**What to work on**
Put the records from the line containing "volume-bar[interactable] — [480, 409, 487, 411]" through the line containing "volume-bar[interactable] — [126, 408, 133, 411]", both included, into a JSON list of strings with one string per line and blank lines omitted.

**Material for the task**
┄┄┄┄┄┄
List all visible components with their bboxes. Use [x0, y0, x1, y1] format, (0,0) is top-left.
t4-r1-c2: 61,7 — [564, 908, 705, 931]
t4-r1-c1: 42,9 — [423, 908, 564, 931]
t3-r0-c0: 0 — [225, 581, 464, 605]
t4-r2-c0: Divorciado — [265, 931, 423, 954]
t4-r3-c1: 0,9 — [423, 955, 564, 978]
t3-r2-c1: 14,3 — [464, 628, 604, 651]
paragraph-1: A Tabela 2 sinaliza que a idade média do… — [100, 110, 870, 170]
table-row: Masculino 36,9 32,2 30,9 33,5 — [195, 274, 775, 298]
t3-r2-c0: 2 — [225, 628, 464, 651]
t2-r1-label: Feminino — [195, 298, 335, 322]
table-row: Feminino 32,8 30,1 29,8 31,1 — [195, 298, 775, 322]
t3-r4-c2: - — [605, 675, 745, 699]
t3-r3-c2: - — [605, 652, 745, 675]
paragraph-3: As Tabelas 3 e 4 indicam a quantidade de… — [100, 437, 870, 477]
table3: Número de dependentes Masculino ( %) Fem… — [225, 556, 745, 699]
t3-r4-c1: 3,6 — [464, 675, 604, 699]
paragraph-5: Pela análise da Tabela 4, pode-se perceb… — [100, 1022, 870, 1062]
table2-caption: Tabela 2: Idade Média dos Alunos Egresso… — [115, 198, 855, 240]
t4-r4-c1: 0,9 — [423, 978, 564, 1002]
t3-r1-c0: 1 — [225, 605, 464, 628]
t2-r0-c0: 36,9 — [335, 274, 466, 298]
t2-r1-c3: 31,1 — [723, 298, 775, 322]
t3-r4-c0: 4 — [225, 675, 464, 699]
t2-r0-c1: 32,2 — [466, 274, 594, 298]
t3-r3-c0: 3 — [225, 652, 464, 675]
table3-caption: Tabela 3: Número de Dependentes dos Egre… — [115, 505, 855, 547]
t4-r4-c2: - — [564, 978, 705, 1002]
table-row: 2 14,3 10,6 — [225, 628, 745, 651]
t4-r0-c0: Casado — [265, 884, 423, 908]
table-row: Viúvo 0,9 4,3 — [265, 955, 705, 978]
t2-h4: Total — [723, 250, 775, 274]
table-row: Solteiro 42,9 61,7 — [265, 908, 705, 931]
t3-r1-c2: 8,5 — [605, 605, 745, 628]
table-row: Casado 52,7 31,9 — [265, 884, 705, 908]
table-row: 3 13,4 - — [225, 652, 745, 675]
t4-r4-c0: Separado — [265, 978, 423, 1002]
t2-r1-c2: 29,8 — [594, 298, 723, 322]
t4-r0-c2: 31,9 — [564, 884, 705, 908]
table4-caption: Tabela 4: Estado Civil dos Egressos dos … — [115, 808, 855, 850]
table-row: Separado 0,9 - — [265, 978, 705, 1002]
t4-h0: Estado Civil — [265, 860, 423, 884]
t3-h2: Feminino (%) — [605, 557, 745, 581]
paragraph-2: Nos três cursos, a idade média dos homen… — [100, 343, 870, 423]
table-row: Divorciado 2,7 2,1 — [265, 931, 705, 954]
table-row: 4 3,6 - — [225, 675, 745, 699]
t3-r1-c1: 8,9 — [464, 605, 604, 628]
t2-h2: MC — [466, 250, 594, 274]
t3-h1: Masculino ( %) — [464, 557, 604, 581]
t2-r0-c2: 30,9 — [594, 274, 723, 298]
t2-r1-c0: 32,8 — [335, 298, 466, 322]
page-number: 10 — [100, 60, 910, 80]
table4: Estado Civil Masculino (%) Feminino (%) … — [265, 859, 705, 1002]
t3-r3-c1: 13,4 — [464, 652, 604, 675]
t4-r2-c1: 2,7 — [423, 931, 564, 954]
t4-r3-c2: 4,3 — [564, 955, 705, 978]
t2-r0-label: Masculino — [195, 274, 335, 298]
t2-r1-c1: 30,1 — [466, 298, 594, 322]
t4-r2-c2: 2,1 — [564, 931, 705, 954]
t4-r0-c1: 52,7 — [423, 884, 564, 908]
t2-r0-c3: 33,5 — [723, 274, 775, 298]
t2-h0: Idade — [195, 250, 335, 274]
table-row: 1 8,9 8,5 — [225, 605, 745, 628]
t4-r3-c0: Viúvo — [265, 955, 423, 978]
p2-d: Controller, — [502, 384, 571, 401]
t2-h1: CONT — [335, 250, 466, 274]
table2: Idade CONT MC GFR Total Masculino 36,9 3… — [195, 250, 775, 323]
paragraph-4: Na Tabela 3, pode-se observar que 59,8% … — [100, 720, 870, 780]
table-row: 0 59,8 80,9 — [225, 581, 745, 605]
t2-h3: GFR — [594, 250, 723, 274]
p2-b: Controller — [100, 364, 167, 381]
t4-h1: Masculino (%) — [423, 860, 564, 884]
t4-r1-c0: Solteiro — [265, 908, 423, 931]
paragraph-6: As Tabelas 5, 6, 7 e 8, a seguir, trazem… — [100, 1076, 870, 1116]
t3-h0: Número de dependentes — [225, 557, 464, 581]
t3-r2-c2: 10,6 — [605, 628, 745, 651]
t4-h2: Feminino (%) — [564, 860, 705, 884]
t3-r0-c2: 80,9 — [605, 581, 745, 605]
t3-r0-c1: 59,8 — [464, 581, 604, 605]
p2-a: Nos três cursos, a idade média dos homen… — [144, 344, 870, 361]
┄┄┄┄┄┄
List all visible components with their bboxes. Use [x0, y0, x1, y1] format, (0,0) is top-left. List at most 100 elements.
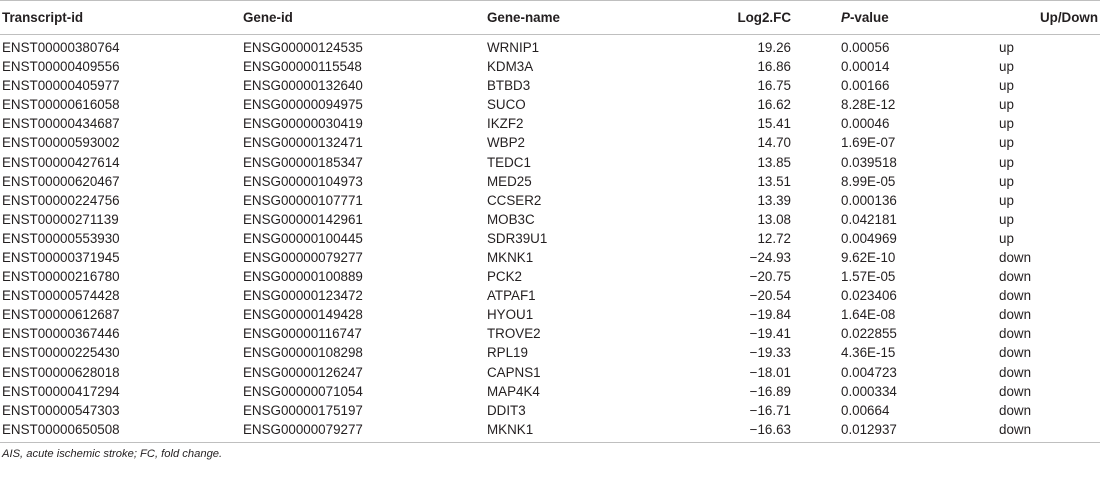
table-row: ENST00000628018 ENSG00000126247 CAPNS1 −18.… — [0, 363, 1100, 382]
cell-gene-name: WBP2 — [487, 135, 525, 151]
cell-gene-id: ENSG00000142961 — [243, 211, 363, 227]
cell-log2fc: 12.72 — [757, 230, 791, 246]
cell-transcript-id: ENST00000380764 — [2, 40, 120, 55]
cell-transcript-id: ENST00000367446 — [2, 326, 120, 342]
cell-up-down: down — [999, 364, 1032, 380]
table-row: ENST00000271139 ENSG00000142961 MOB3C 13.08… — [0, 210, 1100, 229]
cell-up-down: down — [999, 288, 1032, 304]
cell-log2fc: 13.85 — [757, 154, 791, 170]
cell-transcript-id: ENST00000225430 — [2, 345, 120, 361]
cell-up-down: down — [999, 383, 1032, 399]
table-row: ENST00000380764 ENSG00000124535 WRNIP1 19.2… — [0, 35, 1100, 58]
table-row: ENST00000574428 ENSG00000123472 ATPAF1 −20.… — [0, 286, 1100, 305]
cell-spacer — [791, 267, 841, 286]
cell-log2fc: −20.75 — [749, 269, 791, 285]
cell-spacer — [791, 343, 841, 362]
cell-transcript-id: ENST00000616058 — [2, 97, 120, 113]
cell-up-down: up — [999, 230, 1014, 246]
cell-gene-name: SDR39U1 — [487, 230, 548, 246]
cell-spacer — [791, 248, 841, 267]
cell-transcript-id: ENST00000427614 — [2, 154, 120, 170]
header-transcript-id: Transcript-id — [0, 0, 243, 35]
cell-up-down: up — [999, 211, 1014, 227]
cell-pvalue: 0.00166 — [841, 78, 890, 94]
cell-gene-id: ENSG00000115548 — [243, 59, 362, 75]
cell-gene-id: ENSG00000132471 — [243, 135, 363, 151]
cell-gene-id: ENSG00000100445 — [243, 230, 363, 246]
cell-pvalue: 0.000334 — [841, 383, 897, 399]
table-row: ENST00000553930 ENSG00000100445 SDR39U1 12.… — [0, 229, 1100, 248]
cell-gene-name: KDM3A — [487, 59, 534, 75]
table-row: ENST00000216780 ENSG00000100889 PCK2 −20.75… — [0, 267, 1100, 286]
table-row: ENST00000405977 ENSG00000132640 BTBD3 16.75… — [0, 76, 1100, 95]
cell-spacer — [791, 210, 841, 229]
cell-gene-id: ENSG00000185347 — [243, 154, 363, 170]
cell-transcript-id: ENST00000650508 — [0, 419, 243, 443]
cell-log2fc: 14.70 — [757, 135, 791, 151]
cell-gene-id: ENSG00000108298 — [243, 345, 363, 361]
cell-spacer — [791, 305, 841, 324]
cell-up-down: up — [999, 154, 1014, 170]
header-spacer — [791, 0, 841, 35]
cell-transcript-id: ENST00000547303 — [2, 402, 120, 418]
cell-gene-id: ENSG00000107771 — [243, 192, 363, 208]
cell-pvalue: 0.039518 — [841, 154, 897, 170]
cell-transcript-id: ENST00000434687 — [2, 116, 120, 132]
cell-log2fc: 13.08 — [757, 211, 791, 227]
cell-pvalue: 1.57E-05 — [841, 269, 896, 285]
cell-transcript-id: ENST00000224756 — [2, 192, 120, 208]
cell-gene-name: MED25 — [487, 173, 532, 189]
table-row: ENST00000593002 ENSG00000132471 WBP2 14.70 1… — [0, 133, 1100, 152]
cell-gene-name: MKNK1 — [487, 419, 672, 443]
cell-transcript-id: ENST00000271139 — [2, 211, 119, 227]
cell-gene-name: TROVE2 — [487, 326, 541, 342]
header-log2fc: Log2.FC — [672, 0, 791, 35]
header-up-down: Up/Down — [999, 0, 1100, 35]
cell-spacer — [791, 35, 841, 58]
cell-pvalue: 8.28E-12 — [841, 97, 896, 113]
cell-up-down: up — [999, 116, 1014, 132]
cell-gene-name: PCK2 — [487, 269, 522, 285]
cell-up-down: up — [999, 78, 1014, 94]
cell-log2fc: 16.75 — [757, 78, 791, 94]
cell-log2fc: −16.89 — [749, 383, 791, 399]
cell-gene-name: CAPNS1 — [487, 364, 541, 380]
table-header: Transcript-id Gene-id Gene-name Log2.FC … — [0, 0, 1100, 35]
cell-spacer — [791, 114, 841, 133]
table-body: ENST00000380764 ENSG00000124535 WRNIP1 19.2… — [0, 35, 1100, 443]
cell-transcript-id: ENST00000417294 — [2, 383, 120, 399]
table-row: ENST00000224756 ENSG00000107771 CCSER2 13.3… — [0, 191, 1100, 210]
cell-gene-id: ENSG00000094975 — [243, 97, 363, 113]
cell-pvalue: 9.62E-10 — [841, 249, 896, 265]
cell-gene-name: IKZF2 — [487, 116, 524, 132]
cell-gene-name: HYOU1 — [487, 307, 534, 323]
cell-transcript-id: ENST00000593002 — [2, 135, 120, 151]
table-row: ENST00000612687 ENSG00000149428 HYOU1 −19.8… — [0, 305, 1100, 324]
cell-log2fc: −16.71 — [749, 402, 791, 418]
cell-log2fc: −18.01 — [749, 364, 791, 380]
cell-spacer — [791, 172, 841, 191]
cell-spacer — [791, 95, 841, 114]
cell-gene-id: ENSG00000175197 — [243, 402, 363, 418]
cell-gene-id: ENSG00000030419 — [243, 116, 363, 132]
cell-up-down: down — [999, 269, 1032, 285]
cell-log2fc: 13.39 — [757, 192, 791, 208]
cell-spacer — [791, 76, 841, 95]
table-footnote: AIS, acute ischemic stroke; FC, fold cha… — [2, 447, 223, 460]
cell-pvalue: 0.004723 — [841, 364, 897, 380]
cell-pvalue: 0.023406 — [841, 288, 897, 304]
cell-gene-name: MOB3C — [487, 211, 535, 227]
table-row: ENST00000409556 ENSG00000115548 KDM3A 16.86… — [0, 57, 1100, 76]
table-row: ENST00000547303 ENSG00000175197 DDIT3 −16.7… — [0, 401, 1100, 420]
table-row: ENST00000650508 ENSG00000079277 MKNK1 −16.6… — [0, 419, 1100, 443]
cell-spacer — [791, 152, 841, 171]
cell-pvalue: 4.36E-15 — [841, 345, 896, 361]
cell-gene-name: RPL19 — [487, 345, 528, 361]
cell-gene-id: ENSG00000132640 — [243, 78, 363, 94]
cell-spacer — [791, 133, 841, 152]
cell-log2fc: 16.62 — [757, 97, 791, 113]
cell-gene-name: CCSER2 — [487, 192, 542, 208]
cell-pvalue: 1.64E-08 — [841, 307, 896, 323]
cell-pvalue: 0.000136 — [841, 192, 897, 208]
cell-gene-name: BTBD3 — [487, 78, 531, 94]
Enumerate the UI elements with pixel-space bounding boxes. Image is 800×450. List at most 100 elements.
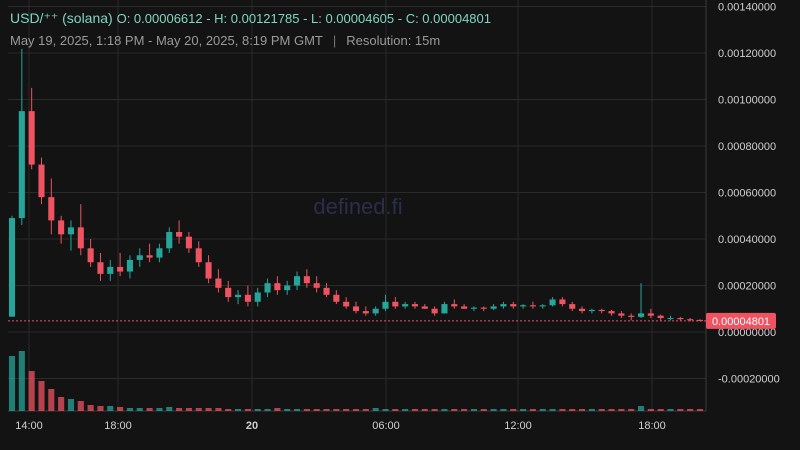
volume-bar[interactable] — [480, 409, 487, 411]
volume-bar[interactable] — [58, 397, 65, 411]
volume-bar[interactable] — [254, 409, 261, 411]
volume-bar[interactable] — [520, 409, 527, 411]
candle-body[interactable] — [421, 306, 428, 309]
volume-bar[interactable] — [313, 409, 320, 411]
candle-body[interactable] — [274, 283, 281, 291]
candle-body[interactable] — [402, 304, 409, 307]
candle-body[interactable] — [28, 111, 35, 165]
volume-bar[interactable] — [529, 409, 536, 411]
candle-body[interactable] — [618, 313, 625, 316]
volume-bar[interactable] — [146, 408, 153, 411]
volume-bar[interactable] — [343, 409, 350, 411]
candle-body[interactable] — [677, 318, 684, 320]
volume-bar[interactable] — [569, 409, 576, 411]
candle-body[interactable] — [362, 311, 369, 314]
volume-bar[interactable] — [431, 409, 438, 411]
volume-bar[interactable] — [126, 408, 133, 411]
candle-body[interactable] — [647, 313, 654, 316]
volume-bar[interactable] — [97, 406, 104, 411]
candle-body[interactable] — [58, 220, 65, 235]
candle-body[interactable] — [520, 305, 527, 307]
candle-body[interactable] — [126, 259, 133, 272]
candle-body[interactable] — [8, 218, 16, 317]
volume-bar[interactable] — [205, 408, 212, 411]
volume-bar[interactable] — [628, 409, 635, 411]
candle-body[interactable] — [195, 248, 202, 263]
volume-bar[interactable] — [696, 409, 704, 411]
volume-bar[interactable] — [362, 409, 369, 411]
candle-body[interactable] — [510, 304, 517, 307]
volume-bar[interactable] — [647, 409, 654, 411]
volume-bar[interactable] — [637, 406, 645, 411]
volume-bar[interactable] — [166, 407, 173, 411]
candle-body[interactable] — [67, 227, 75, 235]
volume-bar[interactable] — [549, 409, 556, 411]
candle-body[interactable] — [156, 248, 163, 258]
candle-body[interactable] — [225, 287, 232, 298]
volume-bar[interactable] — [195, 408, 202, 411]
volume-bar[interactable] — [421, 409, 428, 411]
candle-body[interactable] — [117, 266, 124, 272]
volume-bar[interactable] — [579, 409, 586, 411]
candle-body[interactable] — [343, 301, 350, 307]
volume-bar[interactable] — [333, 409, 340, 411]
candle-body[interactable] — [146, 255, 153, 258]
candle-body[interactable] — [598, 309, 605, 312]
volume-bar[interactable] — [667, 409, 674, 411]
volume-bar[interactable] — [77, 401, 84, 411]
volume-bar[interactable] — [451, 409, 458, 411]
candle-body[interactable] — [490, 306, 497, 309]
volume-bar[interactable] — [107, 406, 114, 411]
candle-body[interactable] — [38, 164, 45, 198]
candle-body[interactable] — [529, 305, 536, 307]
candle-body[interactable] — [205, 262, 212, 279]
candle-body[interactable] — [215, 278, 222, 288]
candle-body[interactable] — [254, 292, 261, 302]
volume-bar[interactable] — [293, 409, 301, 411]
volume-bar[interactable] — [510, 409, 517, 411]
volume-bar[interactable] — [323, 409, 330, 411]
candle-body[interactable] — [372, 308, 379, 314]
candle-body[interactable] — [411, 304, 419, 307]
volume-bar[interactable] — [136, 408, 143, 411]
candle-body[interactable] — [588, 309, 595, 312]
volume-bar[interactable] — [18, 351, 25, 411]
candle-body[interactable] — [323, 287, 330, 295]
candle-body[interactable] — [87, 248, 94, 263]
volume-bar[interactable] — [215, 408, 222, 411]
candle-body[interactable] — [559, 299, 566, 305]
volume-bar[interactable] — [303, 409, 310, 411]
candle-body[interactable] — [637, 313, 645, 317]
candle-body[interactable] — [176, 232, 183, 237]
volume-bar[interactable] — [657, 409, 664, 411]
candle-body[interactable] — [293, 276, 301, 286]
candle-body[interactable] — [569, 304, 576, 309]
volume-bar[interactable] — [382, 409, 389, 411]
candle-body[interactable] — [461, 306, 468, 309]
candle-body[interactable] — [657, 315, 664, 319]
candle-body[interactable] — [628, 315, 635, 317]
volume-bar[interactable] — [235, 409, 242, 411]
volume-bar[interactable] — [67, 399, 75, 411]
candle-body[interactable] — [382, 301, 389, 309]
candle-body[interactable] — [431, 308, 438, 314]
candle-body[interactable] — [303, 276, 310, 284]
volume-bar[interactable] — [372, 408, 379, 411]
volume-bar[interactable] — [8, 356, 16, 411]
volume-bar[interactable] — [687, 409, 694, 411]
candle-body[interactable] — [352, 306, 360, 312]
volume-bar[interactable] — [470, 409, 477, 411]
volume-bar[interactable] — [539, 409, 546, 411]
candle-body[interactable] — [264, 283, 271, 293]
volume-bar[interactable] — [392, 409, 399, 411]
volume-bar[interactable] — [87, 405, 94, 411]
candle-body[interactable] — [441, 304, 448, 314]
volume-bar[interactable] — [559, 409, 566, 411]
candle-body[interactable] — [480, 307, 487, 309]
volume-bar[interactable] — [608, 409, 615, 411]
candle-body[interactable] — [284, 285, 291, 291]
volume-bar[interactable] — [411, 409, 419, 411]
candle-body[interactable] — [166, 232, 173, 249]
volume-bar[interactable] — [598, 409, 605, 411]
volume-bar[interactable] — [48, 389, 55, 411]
┄┄┄┄┄┄
**Complete answer**
[
  "volume-bar[interactable] — [480, 409, 487, 411]",
  "volume-bar[interactable] — [58, 397, 65, 411]",
  "volume-bar[interactable] — [254, 409, 261, 411]",
  "volume-bar[interactable] — [520, 409, 527, 411]",
  "candle-body[interactable] — [421, 306, 428, 309]",
  "volume-bar[interactable] — [313, 409, 320, 411]",
  "candle-body[interactable] — [274, 283, 281, 291]",
  "candle-body[interactable] — [402, 304, 409, 307]",
  "candle-body[interactable] — [28, 111, 35, 165]",
  "volume-bar[interactable] — [529, 409, 536, 411]",
  "candle-body[interactable] — [618, 313, 625, 316]",
  "volume-bar[interactable] — [146, 408, 153, 411]",
  "volume-bar[interactable] — [343, 409, 350, 411]",
  "candle-body[interactable] — [677, 318, 684, 320]",
  "volume-bar[interactable] — [569, 409, 576, 411]",
  "candle-body[interactable] — [362, 311, 369, 314]",
  "volume-bar[interactable] — [431, 409, 438, 411]",
  "volume-bar[interactable] — [126, 408, 133, 411]"
]